== MATERIAL PROVIDED ==

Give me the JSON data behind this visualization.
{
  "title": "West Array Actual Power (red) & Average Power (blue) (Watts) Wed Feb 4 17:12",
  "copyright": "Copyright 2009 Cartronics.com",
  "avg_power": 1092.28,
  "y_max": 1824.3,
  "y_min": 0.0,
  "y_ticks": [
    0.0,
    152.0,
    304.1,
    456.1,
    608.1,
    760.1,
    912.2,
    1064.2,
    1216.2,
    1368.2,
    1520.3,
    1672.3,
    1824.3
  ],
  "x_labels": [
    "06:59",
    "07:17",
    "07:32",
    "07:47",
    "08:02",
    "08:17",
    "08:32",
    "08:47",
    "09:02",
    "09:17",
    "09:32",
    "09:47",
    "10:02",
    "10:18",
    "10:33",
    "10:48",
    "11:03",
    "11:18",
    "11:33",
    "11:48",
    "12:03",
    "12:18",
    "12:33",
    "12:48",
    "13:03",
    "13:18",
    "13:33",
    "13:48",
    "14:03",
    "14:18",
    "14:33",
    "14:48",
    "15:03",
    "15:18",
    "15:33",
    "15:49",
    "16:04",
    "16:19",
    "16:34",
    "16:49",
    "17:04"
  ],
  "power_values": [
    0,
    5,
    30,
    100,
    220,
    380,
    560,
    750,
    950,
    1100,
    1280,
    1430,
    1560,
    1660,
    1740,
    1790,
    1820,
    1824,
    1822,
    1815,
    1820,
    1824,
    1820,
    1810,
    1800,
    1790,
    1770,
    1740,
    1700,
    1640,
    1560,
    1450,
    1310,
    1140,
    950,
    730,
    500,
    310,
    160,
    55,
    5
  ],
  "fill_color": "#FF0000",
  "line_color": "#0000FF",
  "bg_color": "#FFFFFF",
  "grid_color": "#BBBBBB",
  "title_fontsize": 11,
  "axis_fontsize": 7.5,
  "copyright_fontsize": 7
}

===

## SHORT EXERCISE:
Write out the entire listing exactly.

## FINAL ANSWER:
Give me the JSON data behind this visualization.
{
  "title": "West Array Actual Power (red) & Average Power (blue) (Watts) Wed Feb 4 17:12",
  "copyright": "Copyright 2009 Cartronics.com",
  "avg_power": 1092.28,
  "y_max": 1824.3,
  "y_min": 0.0,
  "y_ticks": [
    0.0,
    152.0,
    304.1,
    456.1,
    608.1,
    760.1,
    912.2,
    1064.2,
    1216.2,
    1368.2,
    1520.3,
    1672.3,
    1824.3
  ],
  "x_labels": [
    "06:59",
    "07:17",
    "07:32",
    "07:47",
    "08:02",
    "08:17",
    "08:32",
    "08:47",
    "09:02",
    "09:17",
    "09:32",
    "09:47",
    "10:02",
    "10:18",
    "10:33",
    "10:48",
    "11:03",
    "11:18",
    "11:33",
    "11:48",
    "12:03",
    "12:18",
    "12:33",
    "12:48",
    "13:03",
    "13:18",
    "13:33",
    "13:48",
    "14:03",
    "14:18",
    "14:33",
    "14:48",
    "15:03",
    "15:18",
    "15:33",
    "15:49",
    "16:04",
    "16:19",
    "16:34",
    "16:49",
    "17:04"
  ],
  "power_values": [
    0,
    5,
    30,
    100,
    220,
    380,
    560,
    750,
    950,
    1100,
    1280,
    1430,
    1560,
    1660,
    1740,
    1790,
    1820,
    1824,
    1822,
    1815,
    1820,
    1824,
    1820,
    1810,
    1800,
    1790,
    1770,
    1740,
    1700,
    1640,
    1560,
    1450,
    1310,
    1140,
    950,
    730,
    500,
    310,
    160,
    55,
    5
  ],
  "fill_color": "#FF0000",
  "line_color": "#0000FF",
  "bg_color": "#FFFFFF",
  "grid_color": "#BBBBBB",
  "title_fontsize": 11,
  "axis_fontsize": 7.5,
  "copyright_fontsize": 7
}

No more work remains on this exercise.